## What to work on
Check each line of the records for "rmse"; collect those that have it.

Figure record extracts
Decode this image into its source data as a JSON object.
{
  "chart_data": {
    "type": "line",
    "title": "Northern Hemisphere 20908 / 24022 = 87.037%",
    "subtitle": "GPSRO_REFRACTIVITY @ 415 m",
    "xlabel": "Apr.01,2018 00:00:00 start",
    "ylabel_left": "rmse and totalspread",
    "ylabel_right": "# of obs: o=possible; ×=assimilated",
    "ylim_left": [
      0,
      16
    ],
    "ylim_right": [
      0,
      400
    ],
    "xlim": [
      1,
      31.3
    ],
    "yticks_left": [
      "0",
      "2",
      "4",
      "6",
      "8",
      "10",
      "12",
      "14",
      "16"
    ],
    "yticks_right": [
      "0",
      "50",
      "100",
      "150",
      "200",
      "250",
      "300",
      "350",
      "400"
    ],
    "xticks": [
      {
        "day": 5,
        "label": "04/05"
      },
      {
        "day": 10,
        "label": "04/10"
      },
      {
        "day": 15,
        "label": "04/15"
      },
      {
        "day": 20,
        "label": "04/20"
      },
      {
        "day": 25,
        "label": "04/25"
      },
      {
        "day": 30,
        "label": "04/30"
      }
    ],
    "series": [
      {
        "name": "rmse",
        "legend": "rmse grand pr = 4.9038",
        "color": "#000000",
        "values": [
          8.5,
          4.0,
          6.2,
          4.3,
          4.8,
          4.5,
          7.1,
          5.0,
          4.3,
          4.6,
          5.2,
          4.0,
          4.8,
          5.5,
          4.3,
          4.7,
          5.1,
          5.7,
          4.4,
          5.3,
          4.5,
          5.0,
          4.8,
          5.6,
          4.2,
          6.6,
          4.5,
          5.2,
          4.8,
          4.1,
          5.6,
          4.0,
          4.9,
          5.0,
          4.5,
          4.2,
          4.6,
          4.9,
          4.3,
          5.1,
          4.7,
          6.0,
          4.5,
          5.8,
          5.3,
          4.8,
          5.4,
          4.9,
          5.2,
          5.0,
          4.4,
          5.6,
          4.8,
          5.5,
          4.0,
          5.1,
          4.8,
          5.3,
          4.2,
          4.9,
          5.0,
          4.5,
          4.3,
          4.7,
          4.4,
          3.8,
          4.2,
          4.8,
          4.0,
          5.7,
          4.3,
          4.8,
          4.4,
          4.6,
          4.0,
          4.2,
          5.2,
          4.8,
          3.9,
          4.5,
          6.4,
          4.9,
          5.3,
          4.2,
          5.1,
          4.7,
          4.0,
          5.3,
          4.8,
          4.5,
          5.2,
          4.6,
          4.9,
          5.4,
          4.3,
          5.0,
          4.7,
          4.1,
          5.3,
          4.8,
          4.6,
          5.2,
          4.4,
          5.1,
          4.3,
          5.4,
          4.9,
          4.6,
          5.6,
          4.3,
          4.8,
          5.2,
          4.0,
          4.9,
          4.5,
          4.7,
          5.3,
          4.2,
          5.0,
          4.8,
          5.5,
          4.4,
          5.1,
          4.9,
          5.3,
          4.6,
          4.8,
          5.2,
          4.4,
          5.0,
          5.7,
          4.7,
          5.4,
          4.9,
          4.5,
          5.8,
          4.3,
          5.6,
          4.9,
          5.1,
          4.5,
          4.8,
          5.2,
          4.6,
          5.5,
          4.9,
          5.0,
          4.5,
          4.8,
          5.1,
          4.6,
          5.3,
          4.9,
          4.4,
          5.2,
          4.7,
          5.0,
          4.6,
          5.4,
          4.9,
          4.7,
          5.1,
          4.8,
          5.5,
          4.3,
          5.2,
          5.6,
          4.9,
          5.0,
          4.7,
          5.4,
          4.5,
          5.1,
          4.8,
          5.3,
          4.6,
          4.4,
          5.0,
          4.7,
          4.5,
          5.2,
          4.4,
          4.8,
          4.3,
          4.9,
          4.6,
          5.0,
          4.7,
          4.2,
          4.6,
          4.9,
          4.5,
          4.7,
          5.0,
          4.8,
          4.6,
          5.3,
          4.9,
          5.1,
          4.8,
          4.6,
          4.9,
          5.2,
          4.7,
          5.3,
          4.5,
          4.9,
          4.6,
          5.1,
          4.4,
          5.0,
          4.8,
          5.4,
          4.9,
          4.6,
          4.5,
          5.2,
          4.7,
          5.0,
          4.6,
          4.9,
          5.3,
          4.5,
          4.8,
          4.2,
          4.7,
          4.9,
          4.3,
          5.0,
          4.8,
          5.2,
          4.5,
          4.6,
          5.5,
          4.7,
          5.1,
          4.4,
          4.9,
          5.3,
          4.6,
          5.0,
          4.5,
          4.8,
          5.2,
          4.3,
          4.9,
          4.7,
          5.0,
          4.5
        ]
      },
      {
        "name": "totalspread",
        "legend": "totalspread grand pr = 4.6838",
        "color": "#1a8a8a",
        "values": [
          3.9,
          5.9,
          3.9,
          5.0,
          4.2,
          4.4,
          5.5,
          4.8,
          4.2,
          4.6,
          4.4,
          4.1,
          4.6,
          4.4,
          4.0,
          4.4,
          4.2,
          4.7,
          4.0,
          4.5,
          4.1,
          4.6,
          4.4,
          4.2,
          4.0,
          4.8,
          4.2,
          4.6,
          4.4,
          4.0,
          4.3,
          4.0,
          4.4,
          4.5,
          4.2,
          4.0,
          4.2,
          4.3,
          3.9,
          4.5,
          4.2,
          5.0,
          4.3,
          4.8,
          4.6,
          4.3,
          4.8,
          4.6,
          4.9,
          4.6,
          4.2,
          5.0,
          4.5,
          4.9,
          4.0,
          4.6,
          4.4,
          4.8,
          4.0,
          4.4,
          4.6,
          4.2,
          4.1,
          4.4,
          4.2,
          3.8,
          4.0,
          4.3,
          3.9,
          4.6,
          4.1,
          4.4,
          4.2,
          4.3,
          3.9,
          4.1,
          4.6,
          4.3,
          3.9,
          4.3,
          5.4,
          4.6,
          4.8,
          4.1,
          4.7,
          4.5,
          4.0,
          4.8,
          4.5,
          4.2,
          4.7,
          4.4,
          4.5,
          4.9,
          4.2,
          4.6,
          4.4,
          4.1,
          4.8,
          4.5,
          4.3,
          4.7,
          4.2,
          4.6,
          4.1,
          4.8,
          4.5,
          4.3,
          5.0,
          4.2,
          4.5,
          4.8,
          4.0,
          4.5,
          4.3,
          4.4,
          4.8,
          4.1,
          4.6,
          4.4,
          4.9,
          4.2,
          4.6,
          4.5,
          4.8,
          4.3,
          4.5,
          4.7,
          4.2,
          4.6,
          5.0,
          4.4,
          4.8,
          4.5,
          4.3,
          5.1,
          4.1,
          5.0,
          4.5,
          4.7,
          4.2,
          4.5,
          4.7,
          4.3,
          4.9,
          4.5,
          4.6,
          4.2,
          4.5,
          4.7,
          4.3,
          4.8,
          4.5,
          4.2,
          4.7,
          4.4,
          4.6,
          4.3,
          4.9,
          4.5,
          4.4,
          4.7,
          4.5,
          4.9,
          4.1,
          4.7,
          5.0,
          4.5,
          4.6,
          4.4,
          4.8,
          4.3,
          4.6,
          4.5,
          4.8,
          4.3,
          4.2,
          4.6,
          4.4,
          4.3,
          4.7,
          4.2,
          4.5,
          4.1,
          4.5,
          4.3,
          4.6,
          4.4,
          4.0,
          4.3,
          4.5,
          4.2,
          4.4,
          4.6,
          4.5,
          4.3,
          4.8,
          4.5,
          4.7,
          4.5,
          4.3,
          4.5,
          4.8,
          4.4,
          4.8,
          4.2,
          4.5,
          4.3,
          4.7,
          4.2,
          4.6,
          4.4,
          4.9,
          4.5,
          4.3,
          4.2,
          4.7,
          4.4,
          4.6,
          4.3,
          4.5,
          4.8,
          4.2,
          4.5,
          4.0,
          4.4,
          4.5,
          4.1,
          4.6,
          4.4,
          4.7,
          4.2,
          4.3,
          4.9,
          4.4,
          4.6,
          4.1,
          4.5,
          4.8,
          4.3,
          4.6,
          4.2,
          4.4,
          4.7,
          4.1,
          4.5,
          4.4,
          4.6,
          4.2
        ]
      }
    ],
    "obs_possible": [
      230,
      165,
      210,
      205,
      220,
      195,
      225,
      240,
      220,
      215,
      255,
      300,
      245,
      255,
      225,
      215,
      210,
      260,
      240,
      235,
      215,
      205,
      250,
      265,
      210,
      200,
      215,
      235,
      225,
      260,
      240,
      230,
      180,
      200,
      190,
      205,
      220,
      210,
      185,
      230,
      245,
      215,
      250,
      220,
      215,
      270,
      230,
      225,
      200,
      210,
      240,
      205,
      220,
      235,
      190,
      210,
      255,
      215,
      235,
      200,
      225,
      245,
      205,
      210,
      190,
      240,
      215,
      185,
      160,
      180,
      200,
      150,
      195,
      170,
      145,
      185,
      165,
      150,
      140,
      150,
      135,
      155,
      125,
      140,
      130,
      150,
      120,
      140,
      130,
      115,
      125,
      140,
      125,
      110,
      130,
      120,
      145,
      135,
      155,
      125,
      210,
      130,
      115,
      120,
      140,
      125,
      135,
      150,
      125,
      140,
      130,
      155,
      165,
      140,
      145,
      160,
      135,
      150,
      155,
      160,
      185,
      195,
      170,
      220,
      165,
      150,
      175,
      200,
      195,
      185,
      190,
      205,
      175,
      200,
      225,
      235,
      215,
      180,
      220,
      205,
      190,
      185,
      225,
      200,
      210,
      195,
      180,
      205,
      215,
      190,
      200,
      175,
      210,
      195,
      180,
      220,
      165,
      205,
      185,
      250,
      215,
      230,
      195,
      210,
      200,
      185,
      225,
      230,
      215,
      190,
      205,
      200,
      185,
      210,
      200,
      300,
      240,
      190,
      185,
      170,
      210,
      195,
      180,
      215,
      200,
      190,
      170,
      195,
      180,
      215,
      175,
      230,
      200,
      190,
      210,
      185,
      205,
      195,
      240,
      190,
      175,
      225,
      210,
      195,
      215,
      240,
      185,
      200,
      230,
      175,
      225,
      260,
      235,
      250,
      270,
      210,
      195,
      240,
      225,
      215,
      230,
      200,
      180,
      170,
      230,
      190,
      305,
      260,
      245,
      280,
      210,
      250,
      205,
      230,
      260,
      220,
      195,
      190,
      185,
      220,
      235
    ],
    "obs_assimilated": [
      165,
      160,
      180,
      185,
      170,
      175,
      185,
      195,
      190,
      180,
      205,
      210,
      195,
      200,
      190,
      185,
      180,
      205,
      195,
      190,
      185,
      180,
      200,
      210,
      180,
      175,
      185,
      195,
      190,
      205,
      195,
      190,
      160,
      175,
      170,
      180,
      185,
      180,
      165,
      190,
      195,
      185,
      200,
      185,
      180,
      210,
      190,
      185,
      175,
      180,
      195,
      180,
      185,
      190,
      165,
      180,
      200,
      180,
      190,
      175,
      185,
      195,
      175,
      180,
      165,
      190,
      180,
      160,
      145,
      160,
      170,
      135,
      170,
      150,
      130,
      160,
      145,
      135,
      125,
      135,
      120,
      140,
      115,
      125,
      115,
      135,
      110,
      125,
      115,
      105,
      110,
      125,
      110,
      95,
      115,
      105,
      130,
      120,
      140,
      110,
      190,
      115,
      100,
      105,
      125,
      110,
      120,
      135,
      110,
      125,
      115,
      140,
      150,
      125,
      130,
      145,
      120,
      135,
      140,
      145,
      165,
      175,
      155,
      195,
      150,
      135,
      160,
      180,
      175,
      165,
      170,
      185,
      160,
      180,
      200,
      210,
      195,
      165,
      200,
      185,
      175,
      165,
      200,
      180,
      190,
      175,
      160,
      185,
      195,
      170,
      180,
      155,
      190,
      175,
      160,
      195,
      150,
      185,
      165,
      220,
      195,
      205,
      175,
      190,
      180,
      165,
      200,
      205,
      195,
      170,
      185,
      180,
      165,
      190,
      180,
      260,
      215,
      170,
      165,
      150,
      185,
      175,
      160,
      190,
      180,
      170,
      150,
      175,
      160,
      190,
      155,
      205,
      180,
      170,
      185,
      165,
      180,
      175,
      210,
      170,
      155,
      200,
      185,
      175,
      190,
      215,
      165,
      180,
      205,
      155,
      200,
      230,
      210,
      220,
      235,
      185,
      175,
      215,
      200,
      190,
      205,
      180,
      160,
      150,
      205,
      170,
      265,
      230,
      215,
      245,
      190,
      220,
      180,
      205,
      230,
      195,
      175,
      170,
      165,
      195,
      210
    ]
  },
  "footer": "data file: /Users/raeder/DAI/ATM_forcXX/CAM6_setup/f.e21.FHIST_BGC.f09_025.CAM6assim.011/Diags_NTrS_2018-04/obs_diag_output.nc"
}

## The answer
    "ylabel_left": "rmse and totalspread",
        "name": "rmse",
        "legend": "rmse grand pr = 4.9038",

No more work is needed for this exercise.